Dataset entries
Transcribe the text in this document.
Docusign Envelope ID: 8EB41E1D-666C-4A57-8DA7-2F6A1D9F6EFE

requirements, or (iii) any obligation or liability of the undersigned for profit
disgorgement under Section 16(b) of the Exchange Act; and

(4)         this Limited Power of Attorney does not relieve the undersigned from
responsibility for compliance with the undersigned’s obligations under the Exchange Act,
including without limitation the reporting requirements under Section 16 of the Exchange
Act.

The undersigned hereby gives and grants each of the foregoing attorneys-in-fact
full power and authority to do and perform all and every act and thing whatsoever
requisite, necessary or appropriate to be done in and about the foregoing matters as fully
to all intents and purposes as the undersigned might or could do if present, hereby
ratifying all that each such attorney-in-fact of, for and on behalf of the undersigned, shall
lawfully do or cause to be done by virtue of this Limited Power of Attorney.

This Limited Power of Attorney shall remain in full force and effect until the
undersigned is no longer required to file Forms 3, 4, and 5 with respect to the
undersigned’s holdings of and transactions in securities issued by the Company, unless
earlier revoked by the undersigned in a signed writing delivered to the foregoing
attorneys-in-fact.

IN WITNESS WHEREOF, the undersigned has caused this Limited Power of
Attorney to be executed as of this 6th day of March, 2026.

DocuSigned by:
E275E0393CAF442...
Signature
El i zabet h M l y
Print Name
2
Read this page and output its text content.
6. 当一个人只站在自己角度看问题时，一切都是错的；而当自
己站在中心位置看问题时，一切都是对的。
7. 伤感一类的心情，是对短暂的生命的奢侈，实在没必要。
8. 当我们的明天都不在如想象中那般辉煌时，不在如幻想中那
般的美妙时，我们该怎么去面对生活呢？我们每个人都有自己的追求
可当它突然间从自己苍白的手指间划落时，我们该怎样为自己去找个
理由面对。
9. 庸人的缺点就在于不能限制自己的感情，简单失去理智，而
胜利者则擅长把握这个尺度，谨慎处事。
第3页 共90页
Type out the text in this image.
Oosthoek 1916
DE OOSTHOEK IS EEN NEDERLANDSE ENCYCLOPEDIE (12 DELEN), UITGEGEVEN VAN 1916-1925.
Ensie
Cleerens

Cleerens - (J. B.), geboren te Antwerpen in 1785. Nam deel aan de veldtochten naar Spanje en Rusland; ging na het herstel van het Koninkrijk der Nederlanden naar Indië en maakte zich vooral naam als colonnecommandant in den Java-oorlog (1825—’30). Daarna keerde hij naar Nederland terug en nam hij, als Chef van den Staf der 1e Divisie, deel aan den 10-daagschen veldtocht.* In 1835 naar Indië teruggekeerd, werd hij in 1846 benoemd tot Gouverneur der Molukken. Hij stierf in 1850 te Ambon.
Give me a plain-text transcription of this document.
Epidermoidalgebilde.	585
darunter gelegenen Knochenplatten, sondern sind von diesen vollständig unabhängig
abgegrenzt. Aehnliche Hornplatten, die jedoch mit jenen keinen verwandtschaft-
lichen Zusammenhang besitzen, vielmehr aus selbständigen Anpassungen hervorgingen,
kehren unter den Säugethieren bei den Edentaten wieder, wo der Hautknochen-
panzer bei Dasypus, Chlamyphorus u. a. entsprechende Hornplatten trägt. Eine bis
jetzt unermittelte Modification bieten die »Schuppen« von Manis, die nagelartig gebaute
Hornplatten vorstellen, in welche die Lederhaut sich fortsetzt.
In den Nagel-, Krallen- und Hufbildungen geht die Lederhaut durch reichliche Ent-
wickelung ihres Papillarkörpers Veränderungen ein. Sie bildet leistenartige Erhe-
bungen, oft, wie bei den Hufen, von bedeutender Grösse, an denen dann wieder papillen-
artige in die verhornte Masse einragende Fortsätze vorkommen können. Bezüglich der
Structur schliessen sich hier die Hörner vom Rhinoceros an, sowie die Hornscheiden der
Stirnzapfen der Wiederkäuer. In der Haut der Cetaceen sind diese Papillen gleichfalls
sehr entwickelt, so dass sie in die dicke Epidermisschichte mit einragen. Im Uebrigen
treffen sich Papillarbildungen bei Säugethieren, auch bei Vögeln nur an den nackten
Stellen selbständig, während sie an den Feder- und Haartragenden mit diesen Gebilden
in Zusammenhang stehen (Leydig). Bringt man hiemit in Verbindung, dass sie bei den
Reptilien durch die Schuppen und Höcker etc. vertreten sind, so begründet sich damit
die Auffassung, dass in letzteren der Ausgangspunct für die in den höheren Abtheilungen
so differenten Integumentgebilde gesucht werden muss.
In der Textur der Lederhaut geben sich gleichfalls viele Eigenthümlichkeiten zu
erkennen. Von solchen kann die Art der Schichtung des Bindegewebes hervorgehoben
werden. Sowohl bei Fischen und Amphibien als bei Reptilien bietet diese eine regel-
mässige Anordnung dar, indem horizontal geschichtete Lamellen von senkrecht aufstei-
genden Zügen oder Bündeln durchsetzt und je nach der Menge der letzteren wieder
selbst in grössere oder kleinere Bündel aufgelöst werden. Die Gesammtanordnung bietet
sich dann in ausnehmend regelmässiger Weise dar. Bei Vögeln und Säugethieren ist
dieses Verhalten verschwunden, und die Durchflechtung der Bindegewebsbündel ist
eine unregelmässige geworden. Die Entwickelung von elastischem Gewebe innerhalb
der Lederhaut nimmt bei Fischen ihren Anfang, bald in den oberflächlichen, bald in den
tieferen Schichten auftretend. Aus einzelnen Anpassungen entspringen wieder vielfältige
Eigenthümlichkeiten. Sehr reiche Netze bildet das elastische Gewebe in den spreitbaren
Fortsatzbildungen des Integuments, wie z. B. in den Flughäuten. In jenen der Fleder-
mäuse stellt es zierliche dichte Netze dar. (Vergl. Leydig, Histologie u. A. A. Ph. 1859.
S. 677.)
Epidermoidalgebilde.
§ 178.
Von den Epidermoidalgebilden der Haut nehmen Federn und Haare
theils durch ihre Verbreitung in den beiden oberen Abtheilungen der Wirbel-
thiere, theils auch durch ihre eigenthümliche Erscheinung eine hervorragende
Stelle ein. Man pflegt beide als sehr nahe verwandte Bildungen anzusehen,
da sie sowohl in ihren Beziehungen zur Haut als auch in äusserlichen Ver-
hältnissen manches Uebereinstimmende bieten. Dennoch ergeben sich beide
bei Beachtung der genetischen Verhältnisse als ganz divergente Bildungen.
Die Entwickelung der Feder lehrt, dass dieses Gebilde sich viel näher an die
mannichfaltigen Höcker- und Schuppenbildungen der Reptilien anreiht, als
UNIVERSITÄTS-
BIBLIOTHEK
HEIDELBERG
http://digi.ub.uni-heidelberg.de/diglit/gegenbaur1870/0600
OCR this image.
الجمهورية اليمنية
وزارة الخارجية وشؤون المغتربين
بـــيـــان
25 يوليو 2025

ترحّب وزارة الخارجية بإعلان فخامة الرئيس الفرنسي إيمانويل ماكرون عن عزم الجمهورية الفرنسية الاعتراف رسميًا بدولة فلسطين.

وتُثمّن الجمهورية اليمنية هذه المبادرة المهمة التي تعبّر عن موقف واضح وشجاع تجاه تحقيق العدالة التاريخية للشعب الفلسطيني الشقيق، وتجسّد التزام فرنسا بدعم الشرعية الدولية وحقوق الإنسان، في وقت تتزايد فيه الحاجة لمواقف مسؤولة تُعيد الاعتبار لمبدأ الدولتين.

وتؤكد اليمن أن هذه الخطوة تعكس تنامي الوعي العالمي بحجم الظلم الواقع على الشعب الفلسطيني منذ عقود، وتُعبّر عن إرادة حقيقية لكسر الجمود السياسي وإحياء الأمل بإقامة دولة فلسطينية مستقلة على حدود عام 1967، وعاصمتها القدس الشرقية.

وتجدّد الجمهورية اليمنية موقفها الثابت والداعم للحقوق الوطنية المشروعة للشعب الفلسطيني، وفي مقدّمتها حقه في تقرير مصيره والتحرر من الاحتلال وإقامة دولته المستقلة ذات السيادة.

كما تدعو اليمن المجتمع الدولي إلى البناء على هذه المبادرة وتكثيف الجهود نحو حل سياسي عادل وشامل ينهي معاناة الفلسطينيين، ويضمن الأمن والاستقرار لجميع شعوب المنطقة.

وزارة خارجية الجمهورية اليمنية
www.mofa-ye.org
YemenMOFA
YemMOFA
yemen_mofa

_OBJECTIVE_: Locate all lines in the listing above with the word "shall". Copy them.

_SOLUTION TO THIS PROBLEM_:
ratifying all that each such attorney-in-fact of, for and on behalf of the undersigned, shall
This Limited Power of Attorney shall remain in full force and effect until the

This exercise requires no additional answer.